ACTIVITY:
An exact copy of every record is needed.

RECORDS SUPPLIED:
--------

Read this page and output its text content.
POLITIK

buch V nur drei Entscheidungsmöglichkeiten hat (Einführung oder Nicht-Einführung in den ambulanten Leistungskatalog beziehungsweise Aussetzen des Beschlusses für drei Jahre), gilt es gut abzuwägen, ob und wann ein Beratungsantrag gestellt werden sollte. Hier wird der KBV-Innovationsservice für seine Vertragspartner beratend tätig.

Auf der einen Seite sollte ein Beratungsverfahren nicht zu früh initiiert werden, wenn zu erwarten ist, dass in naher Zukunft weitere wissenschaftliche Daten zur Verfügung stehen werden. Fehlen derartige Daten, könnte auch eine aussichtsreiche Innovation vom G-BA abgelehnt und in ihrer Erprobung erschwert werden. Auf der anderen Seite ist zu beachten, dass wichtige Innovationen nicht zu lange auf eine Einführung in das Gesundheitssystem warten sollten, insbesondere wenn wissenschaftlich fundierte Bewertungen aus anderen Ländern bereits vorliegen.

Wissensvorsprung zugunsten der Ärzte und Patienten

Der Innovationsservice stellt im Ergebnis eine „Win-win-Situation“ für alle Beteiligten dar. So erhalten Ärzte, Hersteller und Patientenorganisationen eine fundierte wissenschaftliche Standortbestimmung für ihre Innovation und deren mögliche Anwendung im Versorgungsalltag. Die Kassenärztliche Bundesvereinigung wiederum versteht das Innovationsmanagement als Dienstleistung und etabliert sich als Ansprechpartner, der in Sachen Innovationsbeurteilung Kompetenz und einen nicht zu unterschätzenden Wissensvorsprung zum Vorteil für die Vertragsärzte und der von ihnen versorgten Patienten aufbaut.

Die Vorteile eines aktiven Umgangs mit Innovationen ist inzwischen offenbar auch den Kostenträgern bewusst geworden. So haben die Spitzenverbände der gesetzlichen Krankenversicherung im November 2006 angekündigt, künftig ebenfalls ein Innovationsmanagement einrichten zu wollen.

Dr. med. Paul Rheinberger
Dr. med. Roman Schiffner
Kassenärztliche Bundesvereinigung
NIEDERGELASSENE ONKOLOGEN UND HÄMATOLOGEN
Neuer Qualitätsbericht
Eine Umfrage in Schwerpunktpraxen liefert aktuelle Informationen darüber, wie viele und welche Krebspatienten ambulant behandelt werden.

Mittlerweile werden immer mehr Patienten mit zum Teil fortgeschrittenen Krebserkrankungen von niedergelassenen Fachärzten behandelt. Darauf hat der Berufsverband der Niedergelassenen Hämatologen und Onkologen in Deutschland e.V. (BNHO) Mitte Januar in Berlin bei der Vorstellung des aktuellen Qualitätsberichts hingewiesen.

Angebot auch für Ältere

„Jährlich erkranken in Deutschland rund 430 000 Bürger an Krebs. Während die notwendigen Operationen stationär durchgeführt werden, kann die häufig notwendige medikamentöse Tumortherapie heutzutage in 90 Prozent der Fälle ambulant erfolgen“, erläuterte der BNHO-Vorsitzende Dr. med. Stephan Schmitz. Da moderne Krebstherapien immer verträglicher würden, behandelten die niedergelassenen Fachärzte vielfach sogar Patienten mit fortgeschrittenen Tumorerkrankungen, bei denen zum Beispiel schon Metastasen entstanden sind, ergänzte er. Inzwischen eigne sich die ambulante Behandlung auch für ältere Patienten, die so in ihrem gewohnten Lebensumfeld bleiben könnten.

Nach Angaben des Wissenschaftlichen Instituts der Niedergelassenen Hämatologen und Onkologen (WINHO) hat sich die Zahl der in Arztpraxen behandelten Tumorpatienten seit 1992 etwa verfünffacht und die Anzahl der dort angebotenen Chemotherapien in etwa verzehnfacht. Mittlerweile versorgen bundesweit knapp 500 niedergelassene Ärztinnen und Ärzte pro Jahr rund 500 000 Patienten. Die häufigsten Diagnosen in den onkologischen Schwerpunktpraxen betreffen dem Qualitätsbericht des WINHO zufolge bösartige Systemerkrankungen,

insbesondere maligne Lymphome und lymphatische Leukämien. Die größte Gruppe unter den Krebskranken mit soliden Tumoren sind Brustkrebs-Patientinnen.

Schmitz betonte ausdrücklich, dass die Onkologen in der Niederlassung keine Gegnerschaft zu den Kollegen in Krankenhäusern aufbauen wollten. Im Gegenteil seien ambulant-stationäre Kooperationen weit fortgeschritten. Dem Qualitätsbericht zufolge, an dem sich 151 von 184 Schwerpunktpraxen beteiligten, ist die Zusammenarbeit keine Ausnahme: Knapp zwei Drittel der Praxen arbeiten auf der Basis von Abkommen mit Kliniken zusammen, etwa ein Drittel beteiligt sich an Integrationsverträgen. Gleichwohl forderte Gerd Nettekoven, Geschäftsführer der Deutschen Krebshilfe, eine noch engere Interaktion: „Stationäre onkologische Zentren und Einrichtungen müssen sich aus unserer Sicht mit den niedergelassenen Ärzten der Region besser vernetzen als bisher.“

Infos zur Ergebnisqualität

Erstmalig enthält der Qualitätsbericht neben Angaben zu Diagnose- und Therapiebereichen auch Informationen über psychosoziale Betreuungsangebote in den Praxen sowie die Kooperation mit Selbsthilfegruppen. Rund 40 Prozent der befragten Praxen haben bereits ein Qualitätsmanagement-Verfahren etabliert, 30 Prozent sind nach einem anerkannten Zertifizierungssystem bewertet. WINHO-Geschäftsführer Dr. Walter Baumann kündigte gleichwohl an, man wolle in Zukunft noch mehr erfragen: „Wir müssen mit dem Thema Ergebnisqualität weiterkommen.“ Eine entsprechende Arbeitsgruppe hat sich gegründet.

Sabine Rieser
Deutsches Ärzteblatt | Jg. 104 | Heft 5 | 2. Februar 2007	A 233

--------

REPLY:
Read this page and output its text content.
POLITIK

buch V nur drei Entscheidungsmöglichkeiten hat (Einführung oder Nicht-Einführung in den ambulanten Leistungskatalog beziehungsweise Aussetzen des Beschlusses für drei Jahre), gilt es gut abzuwägen, ob und wann ein Beratungsantrag gestellt werden sollte. Hier wird der KBV-Innovationsservice für seine Vertragspartner beratend tätig.

Auf der einen Seite sollte ein Beratungsverfahren nicht zu früh initiiert werden, wenn zu erwarten ist, dass in naher Zukunft weitere wissenschaftliche Daten zur Verfügung stehen werden. Fehlen derartige Daten, könnte auch eine aussichtsreiche Innovation vom G-BA abgelehnt und in ihrer Erprobung erschwert werden. Auf der anderen Seite ist zu beachten, dass wichtige Innovationen nicht zu lange auf eine Einführung in das Gesundheitssystem warten sollten, insbesondere wenn wissenschaftlich fundierte Bewertungen aus anderen Ländern bereits vorliegen.

Wissensvorsprung zugunsten der Ärzte und Patienten

Der Innovationsservice stellt im Ergebnis eine „Win-win-Situation“ für alle Beteiligten dar. So erhalten Ärzte, Hersteller und Patientenorganisationen eine fundierte wissenschaftliche Standortbestimmung für ihre Innovation und deren mögliche Anwendung im Versorgungsalltag. Die Kassenärztliche Bundesvereinigung wiederum versteht das Innovationsmanagement als Dienstleistung und etabliert sich als Ansprechpartner, der in Sachen Innovationsbeurteilung Kompetenz und einen nicht zu unterschätzenden Wissensvorsprung zum Vorteil für die Vertragsärzte und der von ihnen versorgten Patienten aufbaut.

Die Vorteile eines aktiven Umgangs mit Innovationen ist inzwischen offenbar auch den Kostenträgern bewusst geworden. So haben die Spitzenverbände der gesetzlichen Krankenversicherung im November 2006 angekündigt, künftig ebenfalls ein Innovationsmanagement einrichten zu wollen.

Dr. med. Paul Rheinberger
Dr. med. Roman Schiffner
Kassenärztliche Bundesvereinigung
NIEDERGELASSENE ONKOLOGEN UND HÄMATOLOGEN
Neuer Qualitätsbericht
Eine Umfrage in Schwerpunktpraxen liefert aktuelle Informationen darüber, wie viele und welche Krebspatienten ambulant behandelt werden.

Mittlerweile werden immer mehr Patienten mit zum Teil fortgeschrittenen Krebserkrankungen von niedergelassenen Fachärzten behandelt. Darauf hat der Berufsverband der Niedergelassenen Hämatologen und Onkologen in Deutschland e.V. (BNHO) Mitte Januar in Berlin bei der Vorstellung des aktuellen Qualitätsberichts hingewiesen.

Angebot auch für Ältere

„Jährlich erkranken in Deutschland rund 430 000 Bürger an Krebs. Während die notwendigen Operationen stationär durchgeführt werden, kann die häufig notwendige medikamentöse Tumortherapie heutzutage in 90 Prozent der Fälle ambulant erfolgen“, erläuterte der BNHO-Vorsitzende Dr. med. Stephan Schmitz. Da moderne Krebstherapien immer verträglicher würden, behandelten die niedergelassenen Fachärzte vielfach sogar Patienten mit fortgeschrittenen Tumorerkrankungen, bei denen zum Beispiel schon Metastasen entstanden sind, ergänzte er. Inzwischen eigne sich die ambulante Behandlung auch für ältere Patienten, die so in ihrem gewohnten Lebensumfeld bleiben könnten.

Nach Angaben des Wissenschaftlichen Instituts der Niedergelassenen Hämatologen und Onkologen (WINHO) hat sich die Zahl der in Arztpraxen behandelten Tumorpatienten seit 1992 etwa verfünffacht und die Anzahl der dort angebotenen Chemotherapien in etwa verzehnfacht. Mittlerweile versorgen bundesweit knapp 500 niedergelassene Ärztinnen und Ärzte pro Jahr rund 500 000 Patienten. Die häufigsten Diagnosen in den onkologischen Schwerpunktpraxen betreffen dem Qualitätsbericht des WINHO zufolge bösartige Systemerkrankungen,

insbesondere maligne Lymphome und lymphatische Leukämien. Die größte Gruppe unter den Krebskranken mit soliden Tumoren sind Brustkrebs-Patientinnen.

Schmitz betonte ausdrücklich, dass die Onkologen in der Niederlassung keine Gegnerschaft zu den Kollegen in Krankenhäusern aufbauen wollten. Im Gegenteil seien ambulant-stationäre Kooperationen weit fortgeschritten. Dem Qualitätsbericht zufolge, an dem sich 151 von 184 Schwerpunktpraxen beteiligten, ist die Zusammenarbeit keine Ausnahme: Knapp zwei Drittel der Praxen arbeiten auf der Basis von Abkommen mit Kliniken zusammen, etwa ein Drittel beteiligt sich an Integrationsverträgen. Gleichwohl forderte Gerd Nettekoven, Geschäftsführer der Deutschen Krebshilfe, eine noch engere Interaktion: „Stationäre onkologische Zentren und Einrichtungen müssen sich aus unserer Sicht mit den niedergelassenen Ärzten der Region besser vernetzen als bisher.“

Infos zur Ergebnisqualität

Erstmalig enthält der Qualitätsbericht neben Angaben zu Diagnose- und Therapiebereichen auch Informationen über psychosoziale Betreuungsangebote in den Praxen sowie die Kooperation mit Selbsthilfegruppen. Rund 40 Prozent der befragten Praxen haben bereits ein Qualitätsmanagement-Verfahren etabliert, 30 Prozent sind nach einem anerkannten Zertifizierungssystem bewertet. WINHO-Geschäftsführer Dr. Walter Baumann kündigte gleichwohl an, man wolle in Zukunft noch mehr erfragen: „Wir müssen mit dem Thema Ergebnisqualität weiterkommen.“ Eine entsprechende Arbeitsgruppe hat sich gegründet.

Sabine Rieser
Deutsches Ärzteblatt | Jg. 104 | Heft 5 | 2. Februar 2007	A 233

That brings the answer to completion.